● EXERCISE GOAL:
Report how many lines of the following entries include the string "echo"; respond with the number alone.

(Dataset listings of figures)
[Begin]
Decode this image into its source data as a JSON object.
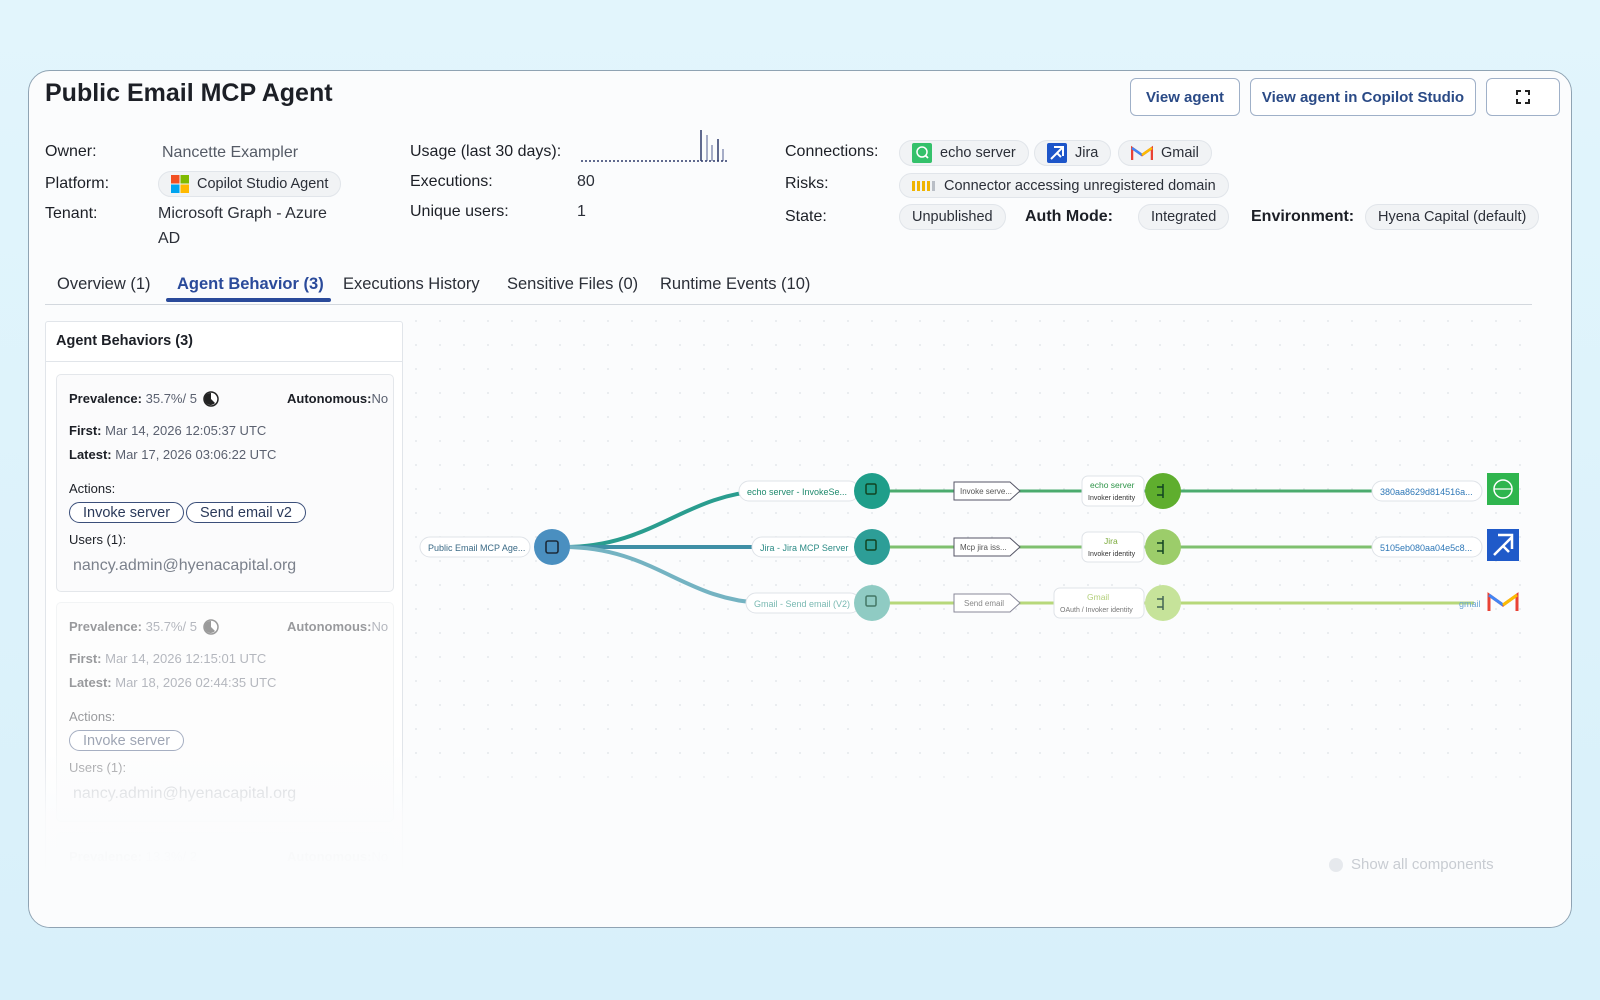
{
  "header": {
    "title": "Public Email MCP Agent",
    "view_agent": "View agent",
    "view_copilot": "View agent in Copilot Studio",
    "expand_icon": "expand-icon"
  },
  "meta": {
    "owner_label": "Owner:",
    "owner": "Nancette Exampler",
    "platform_label": "Platform:",
    "platform": "Copilot Studio Agent",
    "tenant_label": "Tenant:",
    "tenant_line1": "Microsoft Graph - Azure",
    "tenant_line2": "AD",
    "usage_label": "Usage (last 30 days):",
    "executions_label": "Executions:",
    "executions": "80",
    "unique_users_label": "Unique users:",
    "unique_users": "1",
    "connections_label": "Connections:",
    "connections": [
      "echo server",
      "Jira",
      "Gmail"
    ],
    "risks_label": "Risks:",
    "risk": "Connector accessing unregistered domain",
    "state_label": "State:",
    "state": "Unpublished",
    "auth_label": "Auth Mode:",
    "auth": "Integrated",
    "env_label": "Environment:",
    "env": "Hyena Capital (default)"
  },
  "tabs": [
    "Overview (1)",
    "Agent Behavior (3)",
    "Executions History",
    "Sensitive Files (0)",
    "Runtime Events (10)"
  ],
  "behaviors": {
    "title": "Agent Behaviors (3)",
    "cards": [
      {
        "prevalence_label": "Prevalence:",
        "prevalence": "35.7%/  5",
        "autonomous_label": "Autonomous:",
        "autonomous": "No",
        "first_label": "First:",
        "first": "Mar 14, 2026 12:05:37 UTC",
        "latest_label": "Latest:",
        "latest": "Mar 17, 2026 03:06:22 UTC",
        "actions_label": "Actions:",
        "actions": [
          "Invoke server",
          "Send email v2"
        ],
        "users_label": "Users (1):",
        "user": "nancy.admin@hyenacapital.org"
      },
      {
        "prevalence_label": "Prevalence:",
        "prevalence": "35.7%/  5",
        "autonomous_label": "Autonomous:",
        "autonomous": "No",
        "first_label": "First:",
        "first": "Mar 14, 2026 12:15:01 UTC",
        "latest_label": "Latest:",
        "latest": "Mar 18, 2026 02:44:35 UTC",
        "actions_label": "Actions:",
        "actions": [
          "Invoke server"
        ],
        "users_label": "Users (1):",
        "user": "nancy.admin@hyenacapital.org"
      },
      {
        "prevalence_label": "Prevalence:",
        "prevalence": "13.3%/  2",
        "autonomous_label": "Autonomous:",
        "autonomous": "No"
      }
    ]
  },
  "graph": {
    "root": "Public Email MCP Age...",
    "rows": [
      {
        "tool": "echo server - InvokeSe...",
        "action": "Invoke serve...",
        "conn": "echo server",
        "identity": "Invoker identity",
        "target": "380aa8629d814516a...",
        "color": "#1f9e8a",
        "icon": "globe-icon"
      },
      {
        "tool": "Jira - Jira MCP Server",
        "action": "Mcp jira iss...",
        "conn": "Jira",
        "identity": "Invoker identity",
        "target": "5105eb080aa04e5c8...",
        "color": "#2d9e97",
        "icon": "jira-icon"
      },
      {
        "tool": "Gmail - Send email (V2)",
        "action": "Send email",
        "conn": "Gmail",
        "identity": "OAuth / Invoker identity",
        "target": "gmail",
        "color": "#6fc3b9",
        "icon": "gmail-icon"
      }
    ],
    "show_all": "Show all components"
  }
}
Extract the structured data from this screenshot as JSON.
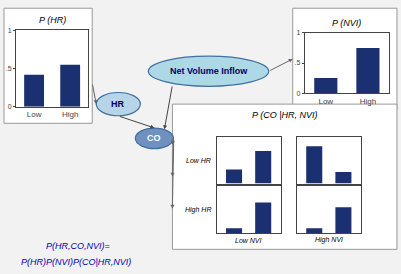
{
  "chart_data": [
    {
      "type": "bar",
      "title": "P (HR)",
      "categories": [
        "Low",
        "High"
      ],
      "values": [
        0.42,
        0.55
      ],
      "color": "#1a3070",
      "ylim": [
        0,
        1
      ],
      "yticks": [
        0,
        {
          "value": 0.5,
          "label": ".5"
        },
        1
      ],
      "grid": false
    },
    {
      "type": "bar",
      "title": "P (NVI)",
      "categories": [
        "Low",
        "High"
      ],
      "values": [
        0.25,
        0.75
      ],
      "color": "#1a3070",
      "ylim": [
        0,
        1
      ],
      "yticks": [
        0,
        {
          "value": 0.5,
          "label": ".5"
        },
        1
      ],
      "grid": false
    },
    {
      "type": "bar",
      "categories": [
        null,
        null
      ],
      "values": [
        0.3,
        0.7
      ],
      "color": "#1a3070",
      "ylim": [
        0,
        1
      ],
      "yticks": [],
      "tick_labels": false,
      "grid": false
    },
    {
      "type": "bar",
      "categories": [
        null,
        null
      ],
      "values": [
        0.8,
        0.25
      ],
      "color": "#1a3070",
      "ylim": [
        0,
        1
      ],
      "yticks": [],
      "tick_labels": false,
      "grid": false
    },
    {
      "type": "bar",
      "categories": [
        null,
        null
      ],
      "values": [
        0.1,
        0.65
      ],
      "color": "#1a3070",
      "ylim": [
        0,
        1
      ],
      "yticks": [],
      "tick_labels": false,
      "grid": false
    },
    {
      "type": "bar",
      "categories": [
        null,
        null
      ],
      "values": [
        0.1,
        0.55
      ],
      "color": "#1a3070",
      "ylim": [
        0,
        1
      ],
      "yticks": [],
      "tick_labels": false,
      "grid": false
    }
  ],
  "annotations": [
    "P (CO |HR, NVI)",
    "Low HR",
    "High HR",
    "Low NVI",
    "High NVI",
    "Net Volume Inflow",
    "HR",
    "CO",
    "P(HR,CO,NVI)=",
    "P(HR)P(NVI)P(CO|HR,NVI)"
  ]
}
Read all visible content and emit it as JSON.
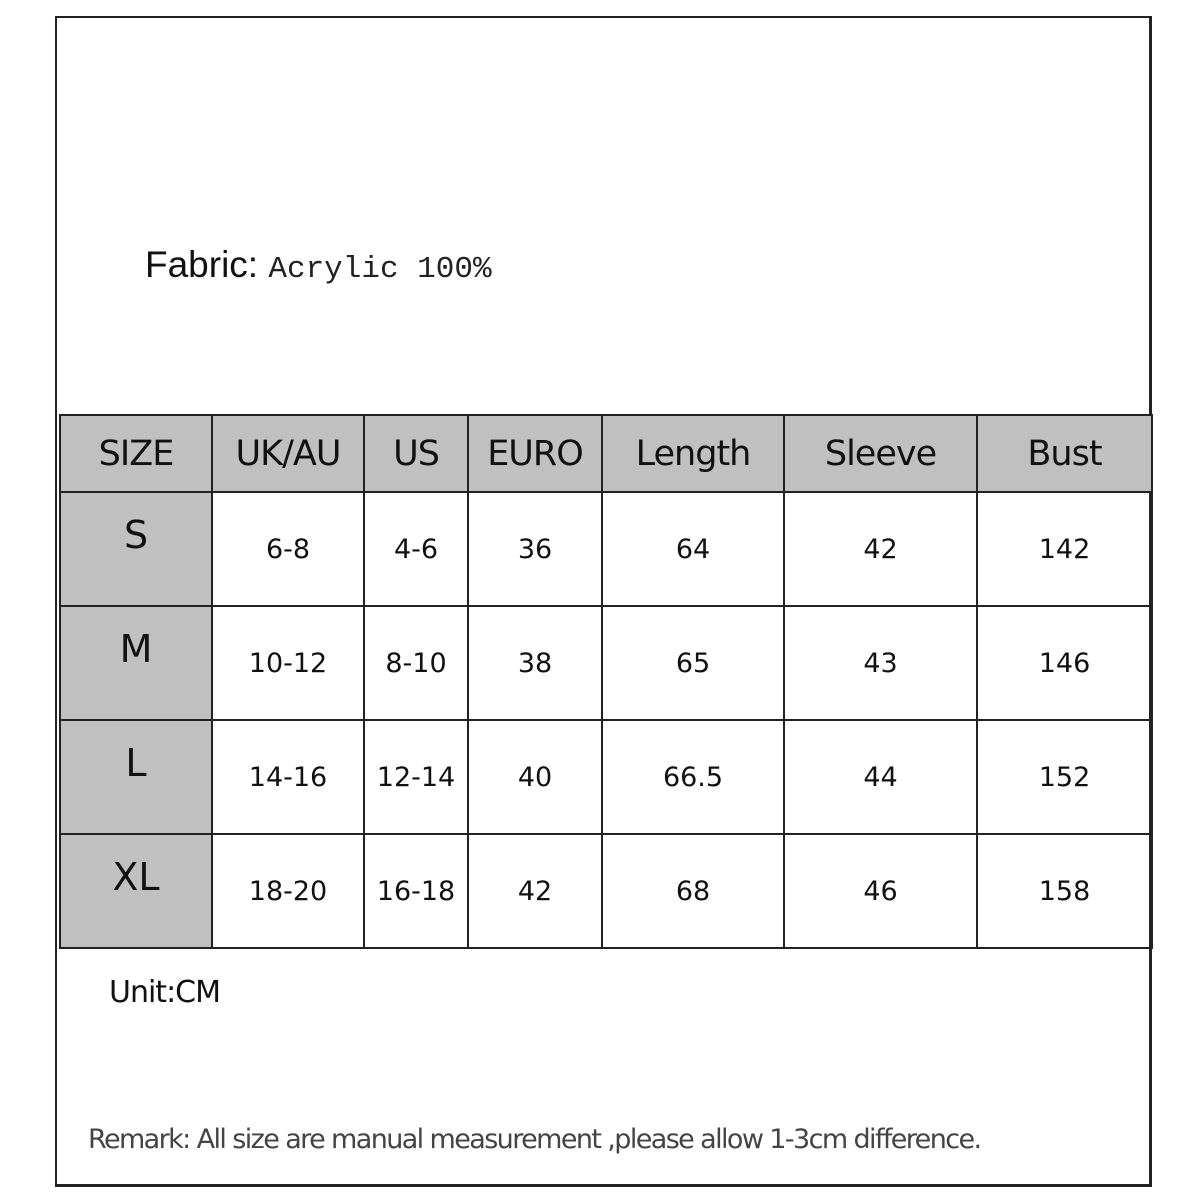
{
  "fabric": {
    "label": "Fabric:",
    "value": "Acrylic 100%"
  },
  "table": {
    "headers": [
      "SIZE",
      "UK/AU",
      "US",
      "EURO",
      "Length",
      "Sleeve",
      "Bust"
    ],
    "rows": [
      [
        "S",
        "6-8",
        "4-6",
        "36",
        "64",
        "42",
        "142"
      ],
      [
        "M",
        "10-12",
        "8-10",
        "38",
        "65",
        "43",
        "146"
      ],
      [
        "L",
        "14-16",
        "12-14",
        "40",
        "66.5",
        "44",
        "152"
      ],
      [
        "XL",
        "18-20",
        "16-18",
        "42",
        "68",
        "46",
        "158"
      ]
    ]
  },
  "unit": "Unit:CM",
  "remark": "Remark: All size are manual measurement ,please allow 1-3cm difference.",
  "colors": {
    "header_bg": "#c0c0c0",
    "border": "#222222"
  }
}
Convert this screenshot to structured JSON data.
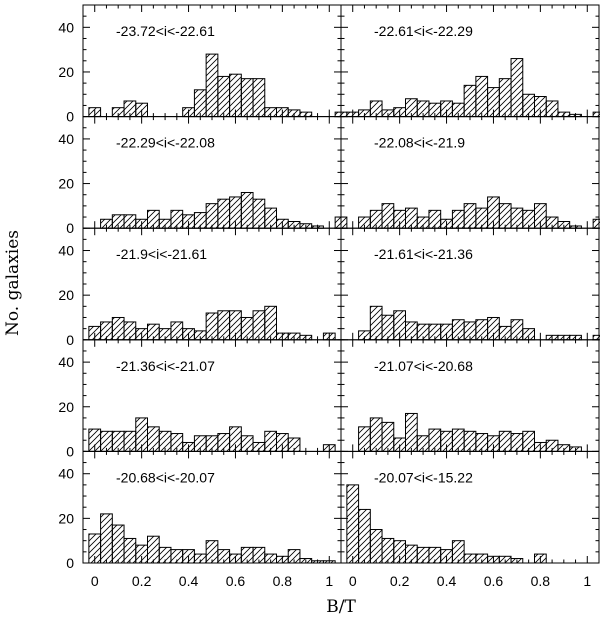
{
  "chart_data": {
    "type": "bar",
    "layout": "grid-5x2",
    "xlabel": "B/T",
    "ylabel": "No. galaxies",
    "xlim": [
      -0.05,
      1.05
    ],
    "ylim": [
      0,
      50
    ],
    "xticks": [
      0,
      0.2,
      0.4,
      0.6,
      0.8,
      1
    ],
    "xtick_labels": [
      "0",
      "0.2",
      "0.4",
      "0.6",
      "0.8",
      "1"
    ],
    "yticks": [
      0,
      20,
      40
    ],
    "ytick_labels": [
      "0",
      "20",
      "40"
    ],
    "bin_width": 0.05,
    "bin_starts": [
      -0.025,
      0.025,
      0.075,
      0.125,
      0.175,
      0.225,
      0.275,
      0.325,
      0.375,
      0.425,
      0.475,
      0.525,
      0.575,
      0.625,
      0.675,
      0.725,
      0.775,
      0.825,
      0.875,
      0.925,
      0.975,
      1.025
    ],
    "fill": "diagonal-hatch",
    "panels": [
      {
        "label": "-23.72<i<-22.61",
        "values": [
          4,
          0,
          4,
          7,
          6,
          0,
          0,
          0,
          4,
          12,
          28,
          18,
          19,
          17,
          17,
          4,
          4,
          3,
          2,
          0,
          0,
          2
        ]
      },
      {
        "label": "-22.61<i<-22.29",
        "values": [
          2,
          3,
          7,
          3,
          4,
          8,
          7,
          6,
          7,
          6,
          14,
          18,
          13,
          17,
          26,
          10,
          9,
          7,
          2,
          1,
          0,
          2
        ]
      },
      {
        "label": "-22.29<i<-22.08",
        "values": [
          0,
          4,
          6,
          6,
          4,
          8,
          4,
          8,
          6,
          7,
          11,
          13,
          14,
          16,
          13,
          9,
          4,
          3,
          2,
          1,
          0,
          5
        ]
      },
      {
        "label": "-22.08<i<-21.9",
        "values": [
          0,
          5,
          8,
          11,
          8,
          9,
          5,
          8,
          4,
          8,
          11,
          9,
          14,
          11,
          9,
          8,
          11,
          5,
          3,
          1,
          0,
          4
        ]
      },
      {
        "label": "-21.9<i<-21.61",
        "values": [
          6,
          8,
          10,
          8,
          5,
          7,
          5,
          8,
          5,
          4,
          12,
          13,
          13,
          10,
          13,
          15,
          3,
          3,
          2,
          0,
          3,
          0
        ]
      },
      {
        "label": "-21.61<i<-21.36",
        "values": [
          0,
          4,
          15,
          11,
          13,
          8,
          7,
          7,
          7,
          9,
          8,
          9,
          10,
          6,
          9,
          5,
          0,
          2,
          2,
          2,
          0,
          2
        ]
      },
      {
        "label": "-21.36<i<-21.07",
        "values": [
          10,
          9,
          9,
          9,
          15,
          11,
          9,
          8,
          4,
          7,
          7,
          8,
          11,
          7,
          4,
          9,
          8,
          6,
          0,
          0,
          3,
          0
        ]
      },
      {
        "label": "-21.07<i<-20.68",
        "values": [
          0,
          11,
          15,
          13,
          6,
          17,
          7,
          10,
          9,
          10,
          9,
          8,
          7,
          9,
          8,
          9,
          4,
          5,
          3,
          2,
          0,
          0
        ]
      },
      {
        "label": "-20.68<i<-20.07",
        "values": [
          13,
          22,
          17,
          11,
          8,
          12,
          7,
          6,
          6,
          4,
          10,
          6,
          4,
          7,
          7,
          4,
          3,
          6,
          2,
          1,
          1,
          0
        ]
      },
      {
        "label": "-20.07<i<-15.22",
        "values": [
          35,
          24,
          15,
          11,
          10,
          8,
          7,
          7,
          6,
          10,
          4,
          4,
          3,
          3,
          2,
          0,
          4,
          0,
          0,
          0,
          0,
          0
        ]
      }
    ]
  }
}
[End]
● SOLUTION:
3